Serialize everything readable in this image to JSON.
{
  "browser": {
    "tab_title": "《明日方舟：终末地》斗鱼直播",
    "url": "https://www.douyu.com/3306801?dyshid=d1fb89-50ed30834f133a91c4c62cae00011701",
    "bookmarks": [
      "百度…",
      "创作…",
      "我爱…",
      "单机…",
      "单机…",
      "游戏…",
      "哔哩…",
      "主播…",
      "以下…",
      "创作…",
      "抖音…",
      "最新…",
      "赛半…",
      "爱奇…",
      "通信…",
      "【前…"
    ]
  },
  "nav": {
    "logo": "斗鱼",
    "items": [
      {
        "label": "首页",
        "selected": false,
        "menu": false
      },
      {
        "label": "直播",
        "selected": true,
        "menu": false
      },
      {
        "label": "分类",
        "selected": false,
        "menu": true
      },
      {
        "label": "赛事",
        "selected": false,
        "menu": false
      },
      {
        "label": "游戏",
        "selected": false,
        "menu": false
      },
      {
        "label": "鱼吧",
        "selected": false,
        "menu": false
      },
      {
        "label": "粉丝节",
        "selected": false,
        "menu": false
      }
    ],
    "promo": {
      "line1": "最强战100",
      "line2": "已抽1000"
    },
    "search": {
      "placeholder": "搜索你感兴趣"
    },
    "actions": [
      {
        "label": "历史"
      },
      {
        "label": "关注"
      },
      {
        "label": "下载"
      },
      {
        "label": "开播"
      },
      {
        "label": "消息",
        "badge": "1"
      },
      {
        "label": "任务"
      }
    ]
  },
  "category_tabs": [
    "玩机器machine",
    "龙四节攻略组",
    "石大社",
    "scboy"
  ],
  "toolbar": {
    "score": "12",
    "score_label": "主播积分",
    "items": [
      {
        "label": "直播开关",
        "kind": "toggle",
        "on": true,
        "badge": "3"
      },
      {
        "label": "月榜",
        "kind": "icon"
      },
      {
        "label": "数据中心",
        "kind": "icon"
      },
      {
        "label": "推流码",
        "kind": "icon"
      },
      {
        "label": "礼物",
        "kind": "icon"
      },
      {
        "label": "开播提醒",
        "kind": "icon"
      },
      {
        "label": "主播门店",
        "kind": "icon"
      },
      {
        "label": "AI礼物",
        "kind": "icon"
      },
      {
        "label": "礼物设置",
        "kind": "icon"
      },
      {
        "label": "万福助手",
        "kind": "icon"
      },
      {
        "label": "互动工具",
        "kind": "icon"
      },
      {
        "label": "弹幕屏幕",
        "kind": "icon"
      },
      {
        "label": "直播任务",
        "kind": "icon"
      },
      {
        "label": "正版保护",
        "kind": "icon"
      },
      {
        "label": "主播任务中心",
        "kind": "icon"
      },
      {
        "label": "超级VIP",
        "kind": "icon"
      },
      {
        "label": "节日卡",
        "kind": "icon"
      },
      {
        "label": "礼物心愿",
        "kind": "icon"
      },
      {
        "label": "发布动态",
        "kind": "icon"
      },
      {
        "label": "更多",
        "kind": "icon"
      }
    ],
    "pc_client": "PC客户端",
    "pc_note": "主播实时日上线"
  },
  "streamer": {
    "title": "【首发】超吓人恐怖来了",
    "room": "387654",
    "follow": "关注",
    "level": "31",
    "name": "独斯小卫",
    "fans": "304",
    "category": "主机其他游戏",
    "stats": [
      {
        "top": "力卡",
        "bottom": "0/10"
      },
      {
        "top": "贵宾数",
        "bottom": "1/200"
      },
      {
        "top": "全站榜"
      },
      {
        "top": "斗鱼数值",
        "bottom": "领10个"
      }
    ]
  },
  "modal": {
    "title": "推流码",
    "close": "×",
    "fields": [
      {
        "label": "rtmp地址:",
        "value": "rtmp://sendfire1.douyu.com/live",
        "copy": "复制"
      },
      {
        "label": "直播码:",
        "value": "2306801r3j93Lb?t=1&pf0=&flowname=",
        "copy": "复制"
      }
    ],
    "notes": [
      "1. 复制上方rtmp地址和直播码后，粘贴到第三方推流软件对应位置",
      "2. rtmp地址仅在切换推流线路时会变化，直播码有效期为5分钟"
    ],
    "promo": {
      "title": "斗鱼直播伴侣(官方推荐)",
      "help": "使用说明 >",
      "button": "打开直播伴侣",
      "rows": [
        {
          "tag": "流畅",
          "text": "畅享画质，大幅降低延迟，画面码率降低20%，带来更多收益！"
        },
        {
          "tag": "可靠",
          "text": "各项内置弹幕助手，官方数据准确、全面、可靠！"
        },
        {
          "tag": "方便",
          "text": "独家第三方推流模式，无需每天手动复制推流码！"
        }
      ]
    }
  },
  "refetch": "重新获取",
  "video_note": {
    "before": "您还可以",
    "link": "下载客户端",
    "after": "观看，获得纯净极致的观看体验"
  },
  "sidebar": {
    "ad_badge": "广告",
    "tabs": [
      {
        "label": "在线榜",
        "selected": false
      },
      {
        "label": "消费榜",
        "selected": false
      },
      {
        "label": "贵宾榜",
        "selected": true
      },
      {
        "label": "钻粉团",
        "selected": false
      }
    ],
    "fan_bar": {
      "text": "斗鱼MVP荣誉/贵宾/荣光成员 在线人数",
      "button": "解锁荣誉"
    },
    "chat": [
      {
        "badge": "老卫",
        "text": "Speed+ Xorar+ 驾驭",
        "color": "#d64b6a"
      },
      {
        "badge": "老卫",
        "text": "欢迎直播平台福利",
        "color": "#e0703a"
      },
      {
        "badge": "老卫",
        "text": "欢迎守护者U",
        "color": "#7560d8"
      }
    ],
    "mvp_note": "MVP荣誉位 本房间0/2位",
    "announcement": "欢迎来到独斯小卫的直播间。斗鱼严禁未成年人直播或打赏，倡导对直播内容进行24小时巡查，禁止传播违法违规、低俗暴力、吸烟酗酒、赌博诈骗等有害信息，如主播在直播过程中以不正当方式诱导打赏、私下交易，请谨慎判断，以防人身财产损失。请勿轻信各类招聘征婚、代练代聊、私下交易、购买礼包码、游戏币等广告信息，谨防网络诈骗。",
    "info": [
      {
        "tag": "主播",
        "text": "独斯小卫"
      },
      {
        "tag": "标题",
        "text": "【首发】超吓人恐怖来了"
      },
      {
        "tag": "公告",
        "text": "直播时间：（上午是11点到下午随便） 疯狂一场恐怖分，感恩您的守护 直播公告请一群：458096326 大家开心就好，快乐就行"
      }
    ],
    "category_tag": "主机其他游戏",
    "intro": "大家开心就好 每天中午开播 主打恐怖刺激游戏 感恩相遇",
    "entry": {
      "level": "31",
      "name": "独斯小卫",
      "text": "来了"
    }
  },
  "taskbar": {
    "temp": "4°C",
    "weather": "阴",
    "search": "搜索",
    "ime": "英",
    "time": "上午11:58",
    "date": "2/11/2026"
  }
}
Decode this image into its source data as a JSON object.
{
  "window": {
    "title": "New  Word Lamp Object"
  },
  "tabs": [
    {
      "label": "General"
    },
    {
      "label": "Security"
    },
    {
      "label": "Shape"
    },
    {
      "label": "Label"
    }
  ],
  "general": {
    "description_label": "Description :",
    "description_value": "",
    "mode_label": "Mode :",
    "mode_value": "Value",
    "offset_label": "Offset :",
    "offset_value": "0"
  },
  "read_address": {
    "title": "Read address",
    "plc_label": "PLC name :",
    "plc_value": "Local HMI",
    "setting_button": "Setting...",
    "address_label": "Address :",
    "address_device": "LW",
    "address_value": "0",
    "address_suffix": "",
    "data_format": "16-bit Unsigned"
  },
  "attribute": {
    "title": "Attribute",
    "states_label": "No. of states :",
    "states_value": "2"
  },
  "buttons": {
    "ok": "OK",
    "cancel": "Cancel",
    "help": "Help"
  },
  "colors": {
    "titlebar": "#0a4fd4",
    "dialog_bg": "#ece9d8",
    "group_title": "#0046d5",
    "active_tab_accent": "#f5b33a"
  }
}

######

Check each line above for the word "image" and copy the ones that have it.

Serialize everything readable in this image to JSON.
Decode this image into its source data as a JSON object.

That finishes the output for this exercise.